BEGIN RAW RECORDS

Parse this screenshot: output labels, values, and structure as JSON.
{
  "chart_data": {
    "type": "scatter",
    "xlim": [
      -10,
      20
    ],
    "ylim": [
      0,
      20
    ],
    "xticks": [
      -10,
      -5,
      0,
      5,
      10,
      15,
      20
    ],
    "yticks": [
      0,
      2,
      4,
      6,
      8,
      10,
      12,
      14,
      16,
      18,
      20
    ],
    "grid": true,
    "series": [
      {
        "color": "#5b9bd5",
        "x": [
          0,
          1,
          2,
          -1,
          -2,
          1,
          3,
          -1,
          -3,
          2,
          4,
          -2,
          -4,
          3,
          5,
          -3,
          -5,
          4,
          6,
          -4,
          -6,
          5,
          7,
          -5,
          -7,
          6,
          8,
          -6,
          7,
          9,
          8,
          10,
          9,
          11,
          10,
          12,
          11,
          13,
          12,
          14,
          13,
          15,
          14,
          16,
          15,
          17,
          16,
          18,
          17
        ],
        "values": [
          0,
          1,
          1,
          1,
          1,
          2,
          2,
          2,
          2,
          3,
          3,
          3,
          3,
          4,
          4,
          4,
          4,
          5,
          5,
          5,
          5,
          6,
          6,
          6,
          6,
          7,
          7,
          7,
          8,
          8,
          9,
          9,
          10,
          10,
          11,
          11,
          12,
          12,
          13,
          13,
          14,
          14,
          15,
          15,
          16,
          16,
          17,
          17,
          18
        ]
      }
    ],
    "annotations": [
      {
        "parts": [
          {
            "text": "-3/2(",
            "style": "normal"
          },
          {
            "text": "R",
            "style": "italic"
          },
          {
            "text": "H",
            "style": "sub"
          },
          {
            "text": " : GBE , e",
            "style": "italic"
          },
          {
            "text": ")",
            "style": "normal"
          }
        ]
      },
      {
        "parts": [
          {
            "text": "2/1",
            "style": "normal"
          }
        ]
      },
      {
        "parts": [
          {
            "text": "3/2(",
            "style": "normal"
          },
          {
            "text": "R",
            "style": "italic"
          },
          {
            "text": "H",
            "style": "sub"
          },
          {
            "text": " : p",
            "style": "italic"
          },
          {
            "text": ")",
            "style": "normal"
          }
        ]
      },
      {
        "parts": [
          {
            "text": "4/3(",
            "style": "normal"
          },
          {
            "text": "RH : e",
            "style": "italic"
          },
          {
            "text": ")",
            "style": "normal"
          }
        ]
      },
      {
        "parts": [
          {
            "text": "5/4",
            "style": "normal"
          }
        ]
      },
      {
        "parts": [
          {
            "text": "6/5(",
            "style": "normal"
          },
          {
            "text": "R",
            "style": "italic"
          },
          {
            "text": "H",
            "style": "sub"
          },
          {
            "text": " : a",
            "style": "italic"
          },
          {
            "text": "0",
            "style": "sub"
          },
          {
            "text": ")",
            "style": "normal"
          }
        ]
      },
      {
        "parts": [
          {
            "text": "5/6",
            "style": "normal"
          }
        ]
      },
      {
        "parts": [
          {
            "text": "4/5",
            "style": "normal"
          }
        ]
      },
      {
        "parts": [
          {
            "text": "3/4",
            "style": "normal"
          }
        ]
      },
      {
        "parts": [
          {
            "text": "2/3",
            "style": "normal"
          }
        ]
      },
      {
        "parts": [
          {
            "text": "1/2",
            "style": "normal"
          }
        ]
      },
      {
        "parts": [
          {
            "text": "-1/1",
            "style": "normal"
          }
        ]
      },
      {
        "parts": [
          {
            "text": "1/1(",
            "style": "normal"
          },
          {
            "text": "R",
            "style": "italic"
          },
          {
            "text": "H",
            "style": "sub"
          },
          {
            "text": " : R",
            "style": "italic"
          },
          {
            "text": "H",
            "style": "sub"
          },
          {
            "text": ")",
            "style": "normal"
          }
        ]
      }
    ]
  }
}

END RAW RECORDS
BEGIN RAW RECORDS

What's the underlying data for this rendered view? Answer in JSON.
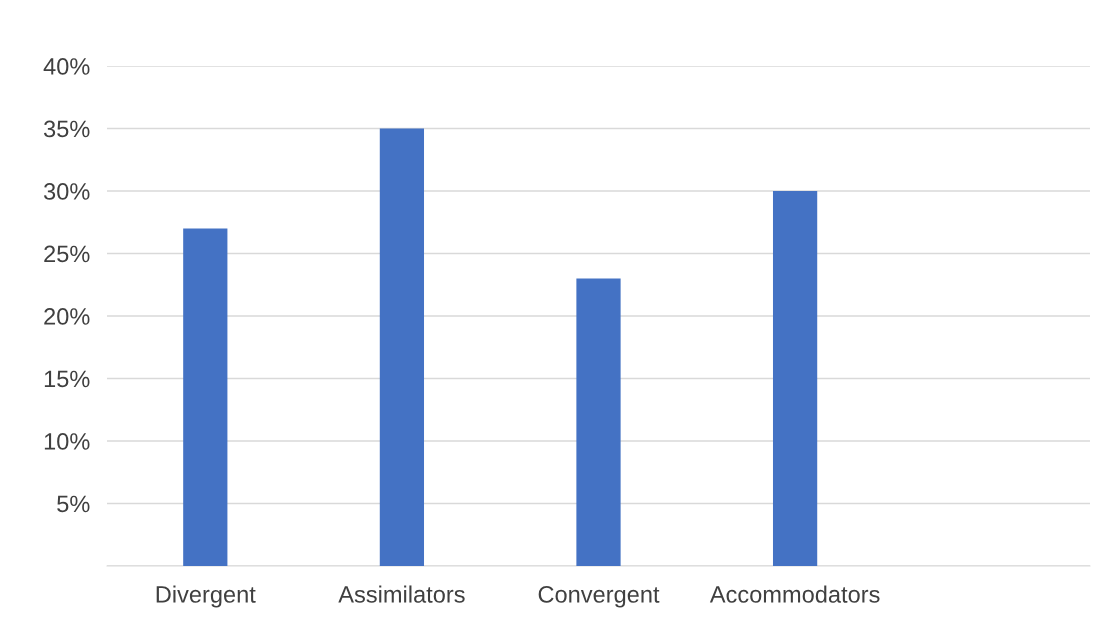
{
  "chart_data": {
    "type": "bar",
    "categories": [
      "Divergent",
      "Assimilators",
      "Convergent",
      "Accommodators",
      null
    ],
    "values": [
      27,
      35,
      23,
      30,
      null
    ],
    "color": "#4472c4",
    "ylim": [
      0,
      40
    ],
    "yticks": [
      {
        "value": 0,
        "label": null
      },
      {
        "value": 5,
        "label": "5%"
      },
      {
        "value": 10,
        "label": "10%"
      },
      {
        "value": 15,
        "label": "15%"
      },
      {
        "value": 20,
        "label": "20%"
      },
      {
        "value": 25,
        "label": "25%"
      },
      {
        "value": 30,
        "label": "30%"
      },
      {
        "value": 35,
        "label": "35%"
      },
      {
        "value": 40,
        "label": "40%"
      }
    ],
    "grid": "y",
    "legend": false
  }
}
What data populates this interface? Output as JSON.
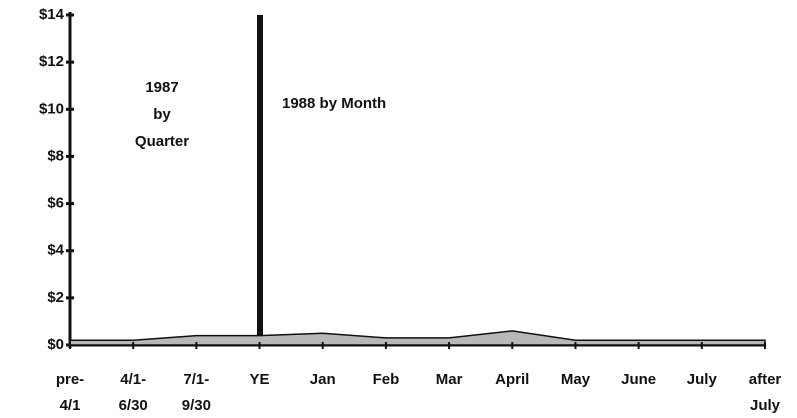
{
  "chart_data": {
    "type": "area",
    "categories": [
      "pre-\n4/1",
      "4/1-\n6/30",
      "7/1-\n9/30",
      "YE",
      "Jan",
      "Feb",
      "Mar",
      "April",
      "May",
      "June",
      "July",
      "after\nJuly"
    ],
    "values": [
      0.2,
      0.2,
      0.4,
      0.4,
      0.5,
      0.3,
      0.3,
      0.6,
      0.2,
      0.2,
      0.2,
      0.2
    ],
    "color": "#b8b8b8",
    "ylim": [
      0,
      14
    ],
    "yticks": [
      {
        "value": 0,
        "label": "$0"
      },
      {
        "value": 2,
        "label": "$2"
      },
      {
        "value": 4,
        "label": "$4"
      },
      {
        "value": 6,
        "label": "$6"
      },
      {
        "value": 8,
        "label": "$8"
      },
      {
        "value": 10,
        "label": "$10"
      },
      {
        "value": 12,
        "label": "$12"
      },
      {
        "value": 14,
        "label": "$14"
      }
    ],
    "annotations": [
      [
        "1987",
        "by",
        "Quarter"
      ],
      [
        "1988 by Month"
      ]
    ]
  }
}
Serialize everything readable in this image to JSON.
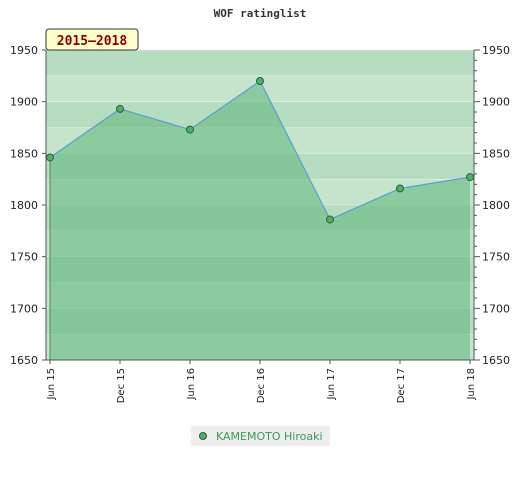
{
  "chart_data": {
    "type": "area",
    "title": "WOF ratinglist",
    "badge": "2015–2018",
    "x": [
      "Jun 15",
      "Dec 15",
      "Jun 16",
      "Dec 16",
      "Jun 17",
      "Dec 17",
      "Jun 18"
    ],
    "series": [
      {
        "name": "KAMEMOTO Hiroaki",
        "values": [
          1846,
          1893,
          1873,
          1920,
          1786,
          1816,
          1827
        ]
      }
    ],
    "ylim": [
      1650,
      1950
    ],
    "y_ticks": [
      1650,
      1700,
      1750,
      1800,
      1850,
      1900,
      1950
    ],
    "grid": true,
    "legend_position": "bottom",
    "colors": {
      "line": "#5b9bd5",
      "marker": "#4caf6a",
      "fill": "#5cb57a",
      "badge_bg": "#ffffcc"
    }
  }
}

END RAW RECORDS
BEGIN RAW RECORDS

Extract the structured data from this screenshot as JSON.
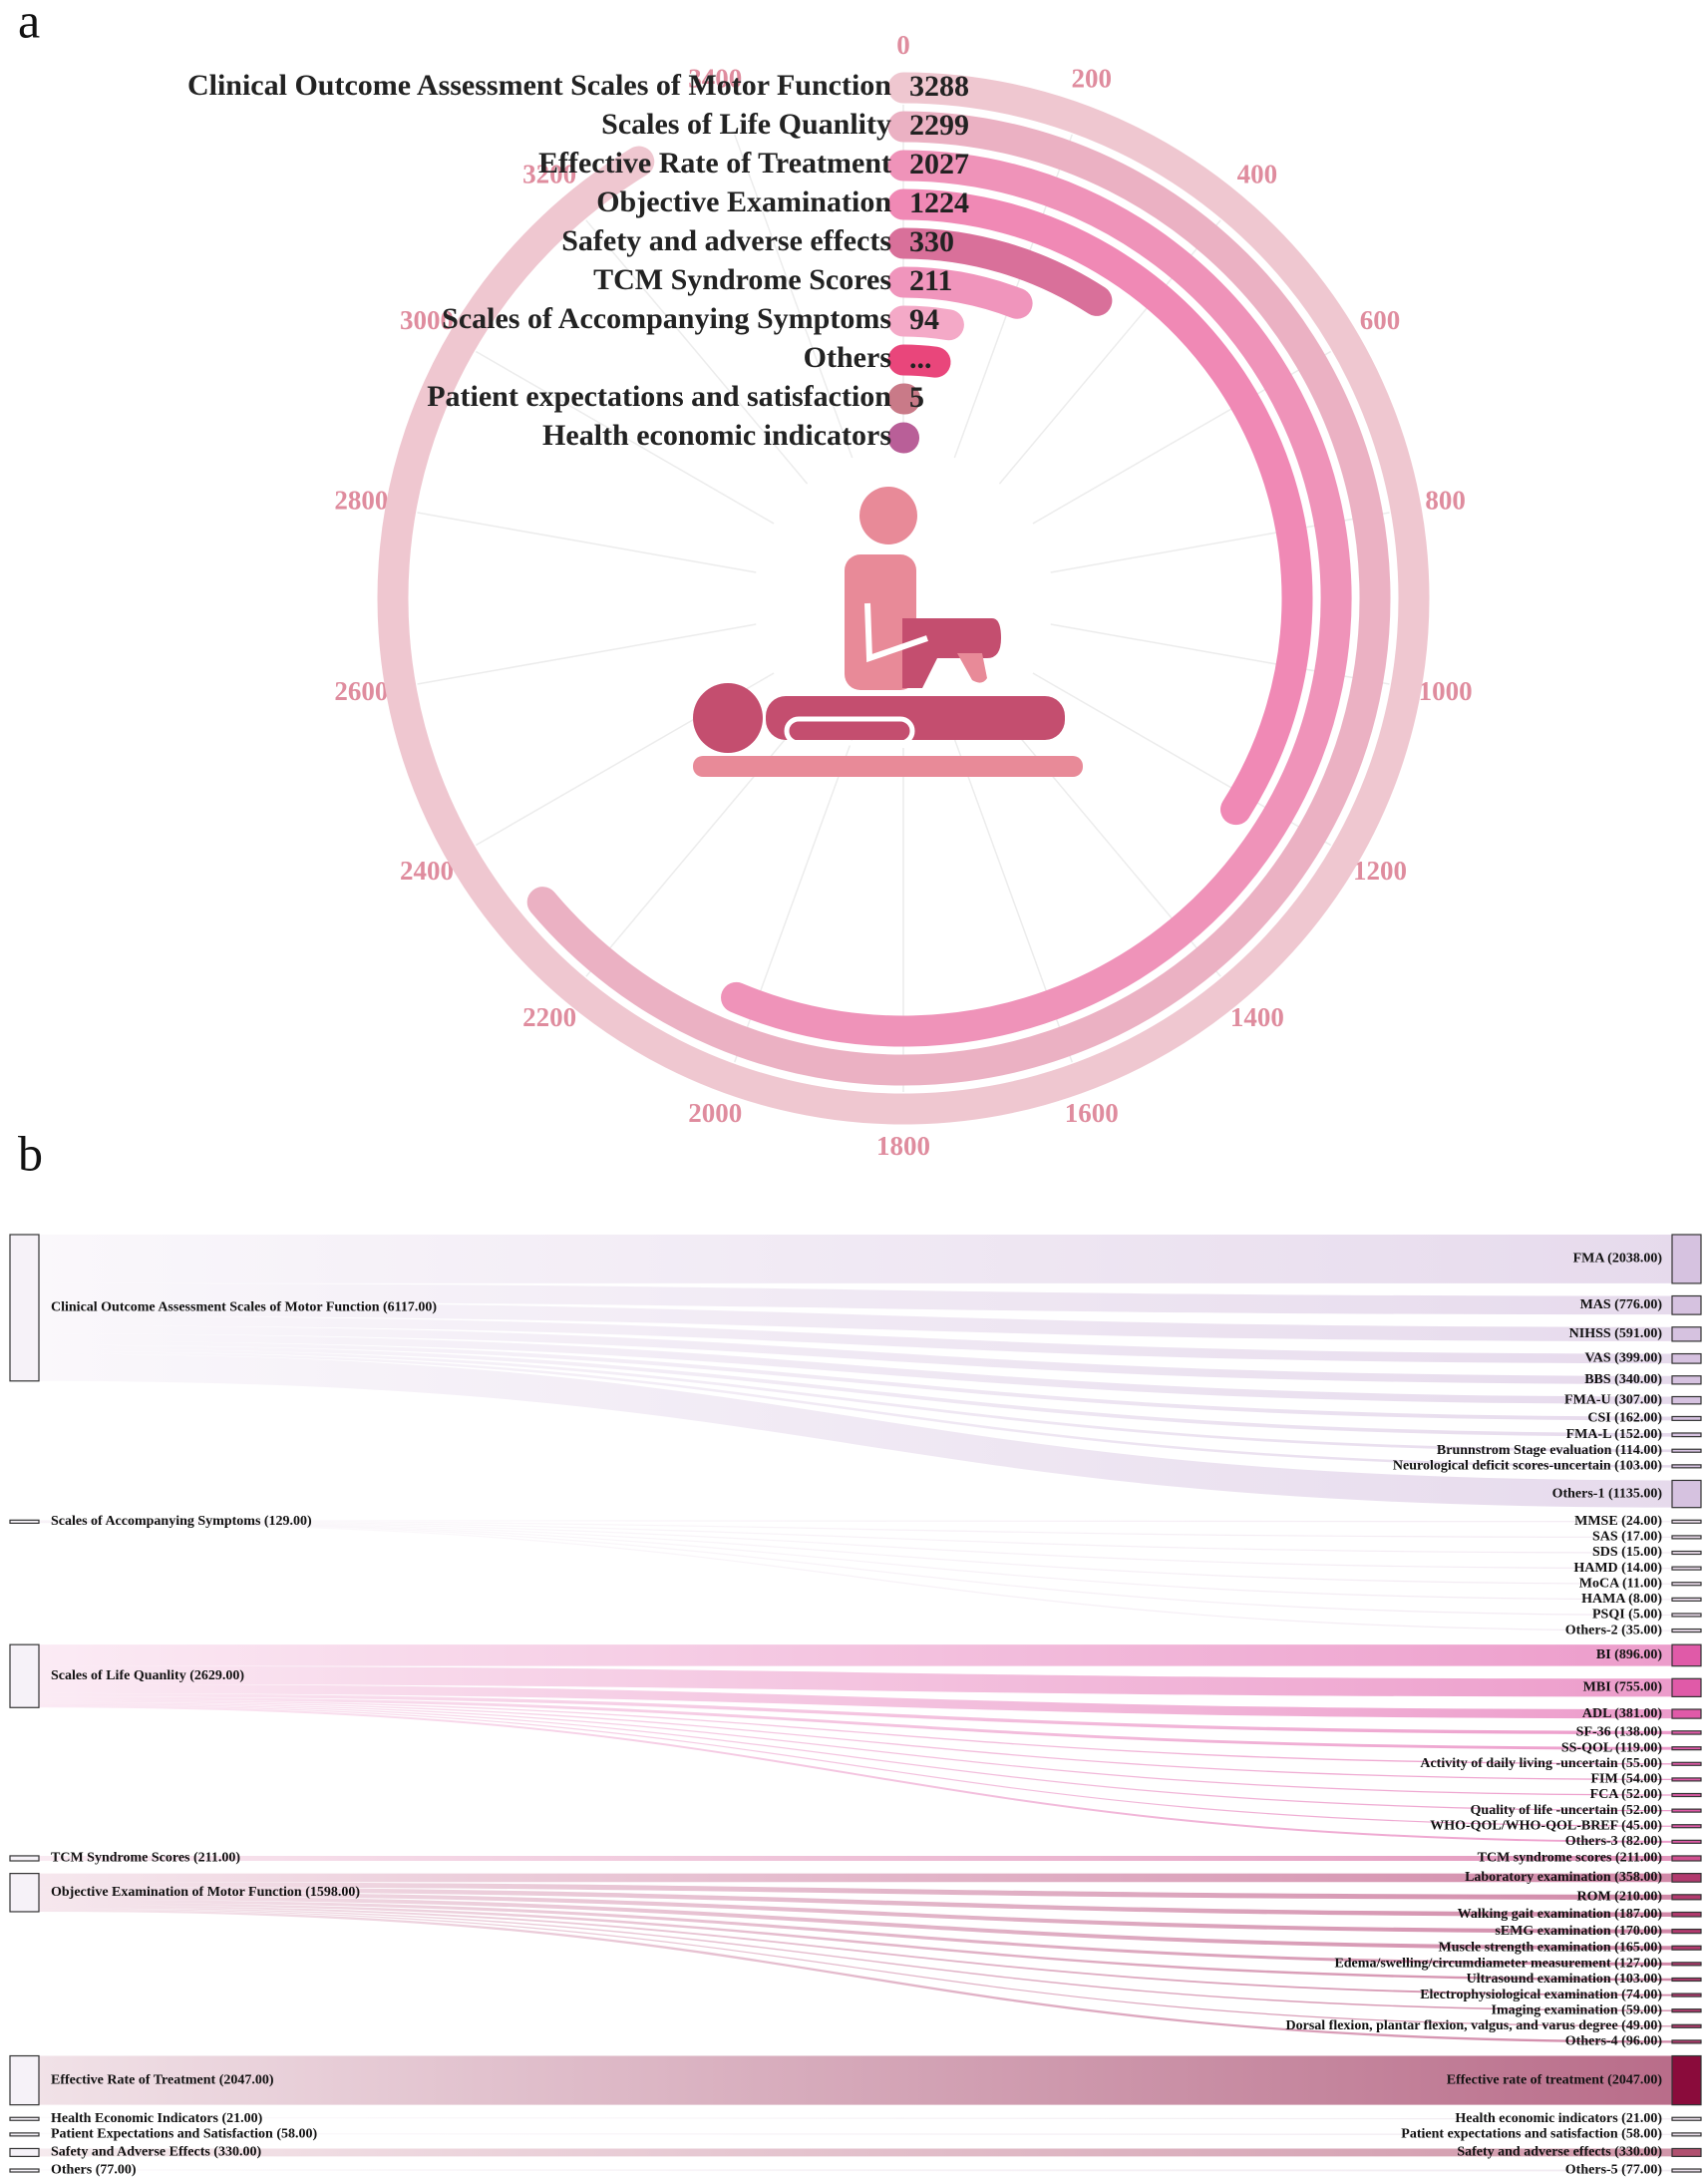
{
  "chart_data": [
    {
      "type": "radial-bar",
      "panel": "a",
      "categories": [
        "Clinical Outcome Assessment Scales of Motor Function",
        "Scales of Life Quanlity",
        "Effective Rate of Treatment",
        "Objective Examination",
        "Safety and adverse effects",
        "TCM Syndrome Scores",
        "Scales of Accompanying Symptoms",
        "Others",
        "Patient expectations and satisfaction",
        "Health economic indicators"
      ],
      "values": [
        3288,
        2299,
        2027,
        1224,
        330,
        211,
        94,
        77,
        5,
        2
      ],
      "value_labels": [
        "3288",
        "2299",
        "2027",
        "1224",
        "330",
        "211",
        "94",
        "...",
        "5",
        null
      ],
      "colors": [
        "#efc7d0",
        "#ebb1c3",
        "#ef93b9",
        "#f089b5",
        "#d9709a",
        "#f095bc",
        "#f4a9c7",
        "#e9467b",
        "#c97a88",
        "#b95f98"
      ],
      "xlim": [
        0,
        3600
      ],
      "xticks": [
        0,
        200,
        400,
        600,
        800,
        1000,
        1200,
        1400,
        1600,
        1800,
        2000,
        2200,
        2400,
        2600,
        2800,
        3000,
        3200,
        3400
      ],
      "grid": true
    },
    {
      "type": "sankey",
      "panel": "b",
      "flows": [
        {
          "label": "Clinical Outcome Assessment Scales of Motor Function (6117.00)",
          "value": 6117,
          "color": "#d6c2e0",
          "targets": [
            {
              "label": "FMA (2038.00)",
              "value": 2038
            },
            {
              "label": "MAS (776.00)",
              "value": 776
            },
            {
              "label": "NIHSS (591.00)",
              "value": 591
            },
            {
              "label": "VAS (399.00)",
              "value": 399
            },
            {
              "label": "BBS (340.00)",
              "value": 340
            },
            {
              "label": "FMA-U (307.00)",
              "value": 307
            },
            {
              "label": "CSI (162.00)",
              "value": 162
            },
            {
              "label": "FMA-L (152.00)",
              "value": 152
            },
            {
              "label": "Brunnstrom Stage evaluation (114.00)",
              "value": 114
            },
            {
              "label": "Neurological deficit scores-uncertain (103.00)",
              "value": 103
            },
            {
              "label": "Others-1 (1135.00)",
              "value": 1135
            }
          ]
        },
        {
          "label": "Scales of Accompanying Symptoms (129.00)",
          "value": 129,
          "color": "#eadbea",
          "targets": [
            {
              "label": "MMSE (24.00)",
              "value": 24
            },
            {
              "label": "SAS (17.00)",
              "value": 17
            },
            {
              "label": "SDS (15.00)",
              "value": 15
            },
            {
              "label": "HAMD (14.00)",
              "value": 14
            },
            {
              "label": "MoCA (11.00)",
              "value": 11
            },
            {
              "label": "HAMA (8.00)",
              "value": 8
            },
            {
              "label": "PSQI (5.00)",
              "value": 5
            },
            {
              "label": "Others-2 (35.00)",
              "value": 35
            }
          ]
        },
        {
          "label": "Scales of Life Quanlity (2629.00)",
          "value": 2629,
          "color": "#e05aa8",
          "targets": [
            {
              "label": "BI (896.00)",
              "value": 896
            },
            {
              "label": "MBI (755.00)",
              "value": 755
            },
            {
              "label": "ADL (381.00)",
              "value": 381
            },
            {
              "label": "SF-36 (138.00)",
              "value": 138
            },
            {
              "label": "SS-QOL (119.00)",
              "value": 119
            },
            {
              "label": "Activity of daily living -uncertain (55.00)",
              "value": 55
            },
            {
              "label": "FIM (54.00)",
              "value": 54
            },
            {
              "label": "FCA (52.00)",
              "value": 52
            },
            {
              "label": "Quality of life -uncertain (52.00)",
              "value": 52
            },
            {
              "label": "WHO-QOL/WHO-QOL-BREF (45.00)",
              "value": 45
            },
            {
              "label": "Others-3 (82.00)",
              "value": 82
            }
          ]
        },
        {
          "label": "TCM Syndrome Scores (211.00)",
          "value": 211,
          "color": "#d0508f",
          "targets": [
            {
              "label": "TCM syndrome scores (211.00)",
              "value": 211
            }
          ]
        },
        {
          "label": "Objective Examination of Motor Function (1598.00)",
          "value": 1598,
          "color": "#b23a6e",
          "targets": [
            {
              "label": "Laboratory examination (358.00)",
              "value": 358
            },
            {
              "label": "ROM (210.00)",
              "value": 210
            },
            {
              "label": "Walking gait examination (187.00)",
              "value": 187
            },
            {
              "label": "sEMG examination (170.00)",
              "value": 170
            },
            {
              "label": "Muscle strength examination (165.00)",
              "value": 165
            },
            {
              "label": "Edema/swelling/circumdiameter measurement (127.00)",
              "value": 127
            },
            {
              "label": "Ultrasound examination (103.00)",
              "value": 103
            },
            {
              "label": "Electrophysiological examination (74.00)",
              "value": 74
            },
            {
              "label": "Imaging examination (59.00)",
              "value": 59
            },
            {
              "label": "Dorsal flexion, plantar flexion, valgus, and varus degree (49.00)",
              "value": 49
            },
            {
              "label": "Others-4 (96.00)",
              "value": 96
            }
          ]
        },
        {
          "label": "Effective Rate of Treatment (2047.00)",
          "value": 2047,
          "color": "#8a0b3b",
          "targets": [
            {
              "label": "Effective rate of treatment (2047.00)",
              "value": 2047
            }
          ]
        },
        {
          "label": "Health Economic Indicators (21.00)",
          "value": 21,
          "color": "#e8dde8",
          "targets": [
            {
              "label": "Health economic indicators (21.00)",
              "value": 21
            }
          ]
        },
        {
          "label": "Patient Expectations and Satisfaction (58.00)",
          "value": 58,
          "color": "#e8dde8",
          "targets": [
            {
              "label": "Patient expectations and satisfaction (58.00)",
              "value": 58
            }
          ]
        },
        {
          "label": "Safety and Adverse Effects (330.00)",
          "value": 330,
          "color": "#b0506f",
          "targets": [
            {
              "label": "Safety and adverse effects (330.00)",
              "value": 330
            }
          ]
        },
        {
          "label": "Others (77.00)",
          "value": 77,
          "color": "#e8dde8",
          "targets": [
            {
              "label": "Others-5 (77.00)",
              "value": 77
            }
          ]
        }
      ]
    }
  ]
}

END RAW RECORDS

- SHORT TASK:
Find out how many lines in the listing contain the string "Symptoms". Give the number alone.

- COMPLETE ANSWER:
2